Excerpted data:
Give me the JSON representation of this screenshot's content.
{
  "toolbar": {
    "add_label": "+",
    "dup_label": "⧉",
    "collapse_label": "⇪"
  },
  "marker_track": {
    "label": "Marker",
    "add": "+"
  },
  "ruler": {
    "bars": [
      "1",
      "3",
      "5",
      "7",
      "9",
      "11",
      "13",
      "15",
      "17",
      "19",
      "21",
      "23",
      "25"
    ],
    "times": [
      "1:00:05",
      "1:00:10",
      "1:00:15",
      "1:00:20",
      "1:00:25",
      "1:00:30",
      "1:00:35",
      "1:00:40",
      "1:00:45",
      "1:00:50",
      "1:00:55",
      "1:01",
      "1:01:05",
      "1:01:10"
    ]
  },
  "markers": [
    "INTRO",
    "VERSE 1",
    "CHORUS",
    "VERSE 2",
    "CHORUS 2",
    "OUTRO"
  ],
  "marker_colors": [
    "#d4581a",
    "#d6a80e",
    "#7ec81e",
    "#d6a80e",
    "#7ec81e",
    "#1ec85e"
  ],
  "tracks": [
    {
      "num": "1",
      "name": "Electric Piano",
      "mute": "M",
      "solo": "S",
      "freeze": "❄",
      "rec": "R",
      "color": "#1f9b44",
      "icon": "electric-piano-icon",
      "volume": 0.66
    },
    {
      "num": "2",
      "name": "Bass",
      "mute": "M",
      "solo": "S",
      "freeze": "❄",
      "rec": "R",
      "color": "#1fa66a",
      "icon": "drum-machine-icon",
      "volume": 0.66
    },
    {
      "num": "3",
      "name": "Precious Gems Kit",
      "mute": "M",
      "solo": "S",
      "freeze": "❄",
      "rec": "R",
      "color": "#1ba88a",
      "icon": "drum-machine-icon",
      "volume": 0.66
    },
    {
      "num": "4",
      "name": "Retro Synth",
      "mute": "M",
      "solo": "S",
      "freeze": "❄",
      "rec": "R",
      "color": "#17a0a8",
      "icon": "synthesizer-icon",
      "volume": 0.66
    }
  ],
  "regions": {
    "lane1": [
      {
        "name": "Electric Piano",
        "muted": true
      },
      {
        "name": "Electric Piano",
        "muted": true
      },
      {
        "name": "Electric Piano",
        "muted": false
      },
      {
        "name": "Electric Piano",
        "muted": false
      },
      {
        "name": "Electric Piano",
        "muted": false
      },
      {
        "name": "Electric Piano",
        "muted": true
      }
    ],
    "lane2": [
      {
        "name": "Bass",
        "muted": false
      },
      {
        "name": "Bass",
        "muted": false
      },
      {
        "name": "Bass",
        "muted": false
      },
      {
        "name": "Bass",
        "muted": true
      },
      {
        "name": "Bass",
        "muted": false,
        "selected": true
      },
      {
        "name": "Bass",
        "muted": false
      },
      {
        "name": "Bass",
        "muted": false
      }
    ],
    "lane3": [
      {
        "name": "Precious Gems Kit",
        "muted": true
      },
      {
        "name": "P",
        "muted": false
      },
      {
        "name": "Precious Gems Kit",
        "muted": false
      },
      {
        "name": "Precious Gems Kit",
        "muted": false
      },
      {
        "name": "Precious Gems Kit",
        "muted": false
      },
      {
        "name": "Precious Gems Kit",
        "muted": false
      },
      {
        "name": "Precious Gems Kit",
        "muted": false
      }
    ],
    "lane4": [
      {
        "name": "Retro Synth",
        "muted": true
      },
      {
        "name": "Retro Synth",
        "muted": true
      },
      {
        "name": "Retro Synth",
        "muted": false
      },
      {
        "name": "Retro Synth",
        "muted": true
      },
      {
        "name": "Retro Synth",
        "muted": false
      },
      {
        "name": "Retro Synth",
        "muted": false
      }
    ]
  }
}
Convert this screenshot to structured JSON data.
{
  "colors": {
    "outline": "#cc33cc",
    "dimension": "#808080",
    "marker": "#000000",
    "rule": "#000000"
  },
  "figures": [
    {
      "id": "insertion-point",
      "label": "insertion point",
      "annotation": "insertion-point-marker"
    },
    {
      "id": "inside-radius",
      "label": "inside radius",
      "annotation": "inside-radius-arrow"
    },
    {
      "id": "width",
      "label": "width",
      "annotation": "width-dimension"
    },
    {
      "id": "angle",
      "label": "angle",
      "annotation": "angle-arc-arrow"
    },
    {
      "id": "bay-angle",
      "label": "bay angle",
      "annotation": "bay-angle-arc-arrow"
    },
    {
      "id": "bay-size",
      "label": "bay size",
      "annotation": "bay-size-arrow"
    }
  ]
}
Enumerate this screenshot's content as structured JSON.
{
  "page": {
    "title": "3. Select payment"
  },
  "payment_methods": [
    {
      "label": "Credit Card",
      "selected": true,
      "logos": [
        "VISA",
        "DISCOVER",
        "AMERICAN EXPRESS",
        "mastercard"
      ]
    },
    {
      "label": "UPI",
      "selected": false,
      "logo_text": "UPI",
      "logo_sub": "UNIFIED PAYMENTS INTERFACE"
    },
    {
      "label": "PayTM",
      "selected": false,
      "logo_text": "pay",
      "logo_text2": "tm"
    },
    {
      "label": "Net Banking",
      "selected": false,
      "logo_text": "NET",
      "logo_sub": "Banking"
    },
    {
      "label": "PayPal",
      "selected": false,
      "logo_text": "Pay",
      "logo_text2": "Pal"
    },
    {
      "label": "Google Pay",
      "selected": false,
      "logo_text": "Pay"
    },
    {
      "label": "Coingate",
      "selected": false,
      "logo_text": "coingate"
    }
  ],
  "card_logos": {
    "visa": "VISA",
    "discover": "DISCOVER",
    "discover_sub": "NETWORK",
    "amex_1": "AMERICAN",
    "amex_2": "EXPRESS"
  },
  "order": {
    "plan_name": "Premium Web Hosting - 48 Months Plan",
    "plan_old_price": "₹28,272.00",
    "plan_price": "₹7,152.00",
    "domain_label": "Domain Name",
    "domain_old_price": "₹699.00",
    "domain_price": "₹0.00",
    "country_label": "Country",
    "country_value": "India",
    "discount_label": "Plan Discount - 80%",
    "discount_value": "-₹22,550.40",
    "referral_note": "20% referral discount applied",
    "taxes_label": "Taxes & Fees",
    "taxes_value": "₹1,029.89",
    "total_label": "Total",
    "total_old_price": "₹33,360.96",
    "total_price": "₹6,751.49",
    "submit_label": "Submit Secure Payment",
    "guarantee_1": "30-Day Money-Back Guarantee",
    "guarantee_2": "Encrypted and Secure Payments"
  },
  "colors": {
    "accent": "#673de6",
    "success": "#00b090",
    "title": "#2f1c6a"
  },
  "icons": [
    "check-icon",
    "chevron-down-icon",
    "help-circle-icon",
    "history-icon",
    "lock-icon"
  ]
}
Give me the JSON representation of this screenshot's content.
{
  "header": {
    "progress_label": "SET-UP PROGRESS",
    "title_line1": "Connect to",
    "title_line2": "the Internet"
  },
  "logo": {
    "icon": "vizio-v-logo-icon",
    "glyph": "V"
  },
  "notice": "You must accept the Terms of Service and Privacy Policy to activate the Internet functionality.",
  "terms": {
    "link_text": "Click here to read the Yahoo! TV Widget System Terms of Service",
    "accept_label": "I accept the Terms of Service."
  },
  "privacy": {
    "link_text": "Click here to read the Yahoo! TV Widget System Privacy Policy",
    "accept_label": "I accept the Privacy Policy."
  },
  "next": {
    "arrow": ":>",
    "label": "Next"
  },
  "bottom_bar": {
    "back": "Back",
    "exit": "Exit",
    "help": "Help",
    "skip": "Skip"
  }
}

Task objective: Write out the entries above word for word.

Expected answer:
Give me the JSON representation of this screenshot's content.
{
  "toolbar": {
    "add_label": "+",
    "dup_label": "⧉",
    "collapse_label": "⇪"
  },
  "marker_track": {
    "label": "Marker",
    "add": "+"
  },
  "ruler": {
    "bars": [
      "1",
      "3",
      "5",
      "7",
      "9",
      "11",
      "13",
      "15",
      "17",
      "19",
      "21",
      "23",
      "25"
    ],
    "times": [
      "1:00:05",
      "1:00:10",
      "1:00:15",
      "1:00:20",
      "1:00:25",
      "1:00:30",
      "1:00:35",
      "1:00:40",
      "1:00:45",
      "1:00:50",
      "1:00:55",
      "1:01",
      "1:01:05",
      "1:01:10"
    ]
  },
  "markers": [
    "INTRO",
    "VERSE 1",
    "CHORUS",
    "VERSE 2",
    "CHORUS 2",
    "OUTRO"
  ],
  "marker_colors": [
    "#d4581a",
    "#d6a80e",
    "#7ec81e",
    "#d6a80e",
    "#7ec81e",
    "#1ec85e"
  ],
  "tracks": [
    {
      "num": "1",
      "name": "Electric Piano",
      "mute": "M",
      "solo": "S",
      "freeze": "❄",
      "rec": "R",
      "color": "#1f9b44",
      "icon": "electric-piano-icon",
      "volume": 0.66
    },
    {
      "num": "2",
      "name": "Bass",
      "mute": "M",
      "solo": "S",
      "freeze": "❄",
      "rec": "R",
      "color": "#1fa66a",
      "icon": "drum-machine-icon",
      "volume": 0.66
    },
    {
      "num": "3",
      "name": "Precious Gems Kit",
      "mute": "M",
      "solo": "S",
      "freeze": "❄",
      "rec": "R",
      "color": "#1ba88a",
      "icon": "drum-machine-icon",
      "volume": 0.66
    },
    {
      "num": "4",
      "name": "Retro Synth",
      "mute": "M",
      "solo": "S",
      "freeze": "❄",
      "rec": "R",
      "color": "#17a0a8",
      "icon": "synthesizer-icon",
      "volume": 0.66
    }
  ],
  "regions": {
    "lane1": [
      {
        "name": "Electric Piano",
        "muted": true
      },
      {
        "name": "Electric Piano",
        "muted": true
      },
      {
        "name": "Electric Piano",
        "muted": false
      },
      {
        "name": "Electric Piano",
        "muted": false
      },
      {
        "name": "Electric Piano",
        "muted": false
      },
      {
        "name": "Electric Piano",
        "muted": true
      }
    ],
    "lane2": [
      {
        "name": "Bass",
        "muted": false
      },
      {
        "name": "Bass",
        "muted": false
      },
      {
        "name": "Bass",
        "muted": false
      },
      {
        "name": "Bass",
        "muted": true
      },
      {
        "name": "Bass",
        "muted": false,
        "selected": true
      },
      {
        "name": "Bass",
        "muted": false
      },
      {
        "name": "Bass",
        "muted": false
      }
    ],
    "lane3": [
      {
        "name": "Precious Gems Kit",
        "muted": true
      },
      {
        "name": "P",
        "muted": false
      },
      {
        "name": "Precious Gems Kit",
        "muted": false
      },
      {
        "name": "Precious Gems Kit",
        "muted": false
      },
      {
        "name": "Precious Gems Kit",
        "muted": false
      },
      {
        "name": "Precious Gems Kit",
        "muted": false
      },
      {
        "name": "Precious Gems Kit",
        "muted": false
      }
    ],
    "lane4": [
      {
        "name": "Retro Synth",
        "muted": true
      },
      {
        "name": "Retro Synth",
        "muted": true
      },
      {
        "name": "Retro Synth",
        "muted": false
      },
      {
        "name": "Retro Synth",
        "muted": true
      },
      {
        "name": "Retro Synth",
        "muted": false
      },
      {
        "name": "Retro Synth",
        "muted": false
      }
    ]
  }
}
Convert this screenshot to structured JSON data.
{
  "colors": {
    "outline": "#cc33cc",
    "dimension": "#808080",
    "marker": "#000000",
    "rule": "#000000"
  },
  "figures": [
    {
      "id": "insertion-point",
      "label": "insertion point",
      "annotation": "insertion-point-marker"
    },
    {
      "id": "inside-radius",
      "label": "inside radius",
      "annotation": "inside-radius-arrow"
    },
    {
      "id": "width",
      "label": "width",
      "annotation": "width-dimension"
    },
    {
      "id": "angle",
      "label": "angle",
      "annotation": "angle-arc-arrow"
    },
    {
      "id": "bay-angle",
      "label": "bay angle",
      "annotation": "bay-angle-arc-arrow"
    },
    {
      "id": "bay-size",
      "label": "bay size",
      "annotation": "bay-size-arrow"
    }
  ]
}
Enumerate this screenshot's content as structured JSON.
{
  "page": {
    "title": "3. Select payment"
  },
  "payment_methods": [
    {
      "label": "Credit Card",
      "selected": true,
      "logos": [
        "VISA",
        "DISCOVER",
        "AMERICAN EXPRESS",
        "mastercard"
      ]
    },
    {
      "label": "UPI",
      "selected": false,
      "logo_text": "UPI",
      "logo_sub": "UNIFIED PAYMENTS INTERFACE"
    },
    {
      "label": "PayTM",
      "selected": false,
      "logo_text": "pay",
      "logo_text2": "tm"
    },
    {
      "label": "Net Banking",
      "selected": false,
      "logo_text": "NET",
      "logo_sub": "Banking"
    },
    {
      "label": "PayPal",
      "selected": false,
      "logo_text": "Pay",
      "logo_text2": "Pal"
    },
    {
      "label": "Google Pay",
      "selected": false,
      "logo_text": "Pay"
    },
    {
      "label": "Coingate",
      "selected": false,
      "logo_text": "coingate"
    }
  ],
  "card_logos": {
    "visa": "VISA",
    "discover": "DISCOVER",
    "discover_sub": "NETWORK",
    "amex_1": "AMERICAN",
    "amex_2": "EXPRESS"
  },
  "order": {
    "plan_name": "Premium Web Hosting - 48 Months Plan",
    "plan_old_price": "₹28,272.00",
    "plan_price": "₹7,152.00",
    "domain_label": "Domain Name",
    "domain_old_price": "₹699.00",
    "domain_price": "₹0.00",
    "country_label": "Country",
    "country_value": "India",
    "discount_label": "Plan Discount - 80%",
    "discount_value": "-₹22,550.40",
    "referral_note": "20% referral discount applied",
    "taxes_label": "Taxes & Fees",
    "taxes_value": "₹1,029.89",
    "total_label": "Total",
    "total_old_price": "₹33,360.96",
    "total_price": "₹6,751.49",
    "submit_label": "Submit Secure Payment",
    "guarantee_1": "30-Day Money-Back Guarantee",
    "guarantee_2": "Encrypted and Secure Payments"
  },
  "colors": {
    "accent": "#673de6",
    "success": "#00b090",
    "title": "#2f1c6a"
  },
  "icons": [
    "check-icon",
    "chevron-down-icon",
    "help-circle-icon",
    "history-icon",
    "lock-icon"
  ]
}
Give me the JSON representation of this screenshot's content.
{
  "header": {
    "progress_label": "SET-UP PROGRESS",
    "title_line1": "Connect to",
    "title_line2": "the Internet"
  },
  "logo": {
    "icon": "vizio-v-logo-icon",
    "glyph": "V"
  },
  "notice": "You must accept the Terms of Service and Privacy Policy to activate the Internet functionality.",
  "terms": {
    "link_text": "Click here to read the Yahoo! TV Widget System Terms of Service",
    "accept_label": "I accept the Terms of Service."
  },
  "privacy": {
    "link_text": "Click here to read the Yahoo! TV Widget System Privacy Policy",
    "accept_label": "I accept the Privacy Policy."
  },
  "next": {
    "arrow": ":>",
    "label": "Next"
  },
  "bottom_bar": {
    "back": "Back",
    "exit": "Exit",
    "help": "Help",
    "skip": "Skip"
  }
}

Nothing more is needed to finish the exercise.